*Task instructions:* Locate all lines in the data below that hold "Bandwidth" and show them.

*Material:*
--------------------------------
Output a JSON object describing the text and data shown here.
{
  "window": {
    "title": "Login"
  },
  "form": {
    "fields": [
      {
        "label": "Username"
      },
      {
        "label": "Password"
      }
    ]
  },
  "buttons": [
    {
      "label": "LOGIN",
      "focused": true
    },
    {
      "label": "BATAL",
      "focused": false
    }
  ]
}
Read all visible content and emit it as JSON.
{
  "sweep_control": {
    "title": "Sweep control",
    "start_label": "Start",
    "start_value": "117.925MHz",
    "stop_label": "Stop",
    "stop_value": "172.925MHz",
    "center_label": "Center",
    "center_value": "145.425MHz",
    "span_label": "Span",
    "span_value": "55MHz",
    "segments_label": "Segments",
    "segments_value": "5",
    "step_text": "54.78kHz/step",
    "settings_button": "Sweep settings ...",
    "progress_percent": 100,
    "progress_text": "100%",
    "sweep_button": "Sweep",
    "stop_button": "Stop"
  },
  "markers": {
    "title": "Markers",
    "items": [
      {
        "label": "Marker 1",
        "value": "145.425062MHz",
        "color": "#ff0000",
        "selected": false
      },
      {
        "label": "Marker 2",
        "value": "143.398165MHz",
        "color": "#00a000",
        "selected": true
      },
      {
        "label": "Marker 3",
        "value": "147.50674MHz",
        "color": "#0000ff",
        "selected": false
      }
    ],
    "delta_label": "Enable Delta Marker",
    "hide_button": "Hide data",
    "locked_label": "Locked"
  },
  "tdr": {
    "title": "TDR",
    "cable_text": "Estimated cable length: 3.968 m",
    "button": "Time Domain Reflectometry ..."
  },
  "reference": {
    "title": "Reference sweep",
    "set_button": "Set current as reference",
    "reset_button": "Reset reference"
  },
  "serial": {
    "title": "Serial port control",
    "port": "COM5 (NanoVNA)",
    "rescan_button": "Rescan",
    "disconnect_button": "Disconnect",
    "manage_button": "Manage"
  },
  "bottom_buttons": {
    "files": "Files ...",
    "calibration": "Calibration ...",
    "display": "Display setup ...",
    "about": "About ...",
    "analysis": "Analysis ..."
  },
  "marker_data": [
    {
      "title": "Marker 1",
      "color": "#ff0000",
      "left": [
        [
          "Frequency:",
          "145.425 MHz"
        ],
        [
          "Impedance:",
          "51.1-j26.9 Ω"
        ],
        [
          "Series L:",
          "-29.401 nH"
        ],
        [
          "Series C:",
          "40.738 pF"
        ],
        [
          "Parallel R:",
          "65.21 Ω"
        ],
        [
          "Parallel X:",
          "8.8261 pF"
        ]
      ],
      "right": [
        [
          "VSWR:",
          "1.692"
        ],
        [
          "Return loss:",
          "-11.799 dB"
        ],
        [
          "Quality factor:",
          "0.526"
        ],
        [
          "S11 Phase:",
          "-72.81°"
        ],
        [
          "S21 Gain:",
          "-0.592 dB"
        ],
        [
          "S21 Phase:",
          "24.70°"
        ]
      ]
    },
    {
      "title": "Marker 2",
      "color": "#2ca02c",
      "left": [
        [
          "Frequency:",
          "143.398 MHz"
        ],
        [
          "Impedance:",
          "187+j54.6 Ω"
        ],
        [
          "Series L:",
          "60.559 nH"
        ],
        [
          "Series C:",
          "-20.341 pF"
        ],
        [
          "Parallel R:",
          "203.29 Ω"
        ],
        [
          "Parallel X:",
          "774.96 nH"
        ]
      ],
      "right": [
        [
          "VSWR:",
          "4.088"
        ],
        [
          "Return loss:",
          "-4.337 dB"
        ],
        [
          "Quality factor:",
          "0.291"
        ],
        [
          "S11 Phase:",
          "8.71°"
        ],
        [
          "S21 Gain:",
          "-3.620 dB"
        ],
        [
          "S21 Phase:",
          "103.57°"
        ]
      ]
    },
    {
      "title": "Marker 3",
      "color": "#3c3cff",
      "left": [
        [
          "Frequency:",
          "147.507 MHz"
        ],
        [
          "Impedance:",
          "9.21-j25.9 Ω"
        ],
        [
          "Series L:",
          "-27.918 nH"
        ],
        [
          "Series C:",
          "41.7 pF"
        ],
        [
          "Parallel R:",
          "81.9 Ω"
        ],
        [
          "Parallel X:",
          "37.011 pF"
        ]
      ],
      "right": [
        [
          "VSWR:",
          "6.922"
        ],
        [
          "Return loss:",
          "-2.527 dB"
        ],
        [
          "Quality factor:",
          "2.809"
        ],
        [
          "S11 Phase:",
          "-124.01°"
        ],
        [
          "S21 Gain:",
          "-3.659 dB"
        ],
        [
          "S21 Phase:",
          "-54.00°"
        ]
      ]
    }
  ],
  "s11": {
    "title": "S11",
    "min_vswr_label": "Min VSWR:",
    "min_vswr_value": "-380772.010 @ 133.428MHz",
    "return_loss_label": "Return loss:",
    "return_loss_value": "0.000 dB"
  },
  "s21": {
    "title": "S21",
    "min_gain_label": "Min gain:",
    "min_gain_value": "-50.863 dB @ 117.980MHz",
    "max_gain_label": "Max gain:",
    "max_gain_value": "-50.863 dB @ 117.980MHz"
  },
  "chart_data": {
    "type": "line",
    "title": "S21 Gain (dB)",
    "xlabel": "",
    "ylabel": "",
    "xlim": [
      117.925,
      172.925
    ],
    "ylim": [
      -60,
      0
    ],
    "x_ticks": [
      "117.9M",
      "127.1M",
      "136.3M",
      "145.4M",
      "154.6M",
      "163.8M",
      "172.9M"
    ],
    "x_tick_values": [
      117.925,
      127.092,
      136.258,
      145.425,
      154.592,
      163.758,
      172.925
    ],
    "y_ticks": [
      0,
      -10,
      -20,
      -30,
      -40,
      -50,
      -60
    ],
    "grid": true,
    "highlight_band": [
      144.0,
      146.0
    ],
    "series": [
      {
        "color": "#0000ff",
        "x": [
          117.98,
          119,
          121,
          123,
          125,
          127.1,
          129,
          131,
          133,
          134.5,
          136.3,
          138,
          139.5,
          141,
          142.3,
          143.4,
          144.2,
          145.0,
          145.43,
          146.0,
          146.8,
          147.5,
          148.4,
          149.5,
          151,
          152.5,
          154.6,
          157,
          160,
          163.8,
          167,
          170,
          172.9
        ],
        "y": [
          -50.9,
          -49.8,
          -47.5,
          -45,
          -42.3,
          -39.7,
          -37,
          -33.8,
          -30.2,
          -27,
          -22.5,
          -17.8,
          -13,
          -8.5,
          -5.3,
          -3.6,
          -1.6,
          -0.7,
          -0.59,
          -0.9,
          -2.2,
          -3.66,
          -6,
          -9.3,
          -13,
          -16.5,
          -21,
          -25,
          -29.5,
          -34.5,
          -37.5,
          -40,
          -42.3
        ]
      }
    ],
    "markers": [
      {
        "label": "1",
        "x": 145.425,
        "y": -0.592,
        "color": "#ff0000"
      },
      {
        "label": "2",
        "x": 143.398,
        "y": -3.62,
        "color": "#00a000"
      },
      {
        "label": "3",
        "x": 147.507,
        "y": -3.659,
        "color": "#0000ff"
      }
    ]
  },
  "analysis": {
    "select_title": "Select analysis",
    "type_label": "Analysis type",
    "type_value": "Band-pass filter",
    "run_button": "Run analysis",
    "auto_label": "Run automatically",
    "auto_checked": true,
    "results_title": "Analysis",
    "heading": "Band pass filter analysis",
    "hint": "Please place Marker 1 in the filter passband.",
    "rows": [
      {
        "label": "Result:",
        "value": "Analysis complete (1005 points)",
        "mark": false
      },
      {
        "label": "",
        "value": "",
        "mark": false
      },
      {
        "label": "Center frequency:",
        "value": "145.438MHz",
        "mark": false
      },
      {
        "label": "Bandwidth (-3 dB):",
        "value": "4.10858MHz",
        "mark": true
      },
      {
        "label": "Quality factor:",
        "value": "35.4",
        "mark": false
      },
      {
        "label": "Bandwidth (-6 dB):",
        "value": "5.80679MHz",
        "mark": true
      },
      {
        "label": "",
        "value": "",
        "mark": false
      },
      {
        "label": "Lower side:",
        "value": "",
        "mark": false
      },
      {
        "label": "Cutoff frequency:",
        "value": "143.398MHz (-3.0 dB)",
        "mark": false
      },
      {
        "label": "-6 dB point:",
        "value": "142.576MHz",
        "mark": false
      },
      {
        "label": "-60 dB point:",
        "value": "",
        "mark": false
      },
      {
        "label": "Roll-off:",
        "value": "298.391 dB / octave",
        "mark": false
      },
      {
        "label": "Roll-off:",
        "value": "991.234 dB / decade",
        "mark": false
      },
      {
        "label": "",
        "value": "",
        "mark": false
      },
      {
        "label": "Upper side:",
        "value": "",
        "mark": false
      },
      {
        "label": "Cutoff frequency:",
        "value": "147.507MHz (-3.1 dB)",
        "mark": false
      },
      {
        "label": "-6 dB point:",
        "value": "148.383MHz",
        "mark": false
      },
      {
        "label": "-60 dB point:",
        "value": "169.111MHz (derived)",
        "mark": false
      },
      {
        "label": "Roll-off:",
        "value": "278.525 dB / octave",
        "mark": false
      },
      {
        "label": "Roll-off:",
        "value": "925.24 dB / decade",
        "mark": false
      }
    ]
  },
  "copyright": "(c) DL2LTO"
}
--------------------------------
*Written reply:*
        "label": "Bandwidth (-3 dB):",
        "label": "Bandwidth (-6 dB):",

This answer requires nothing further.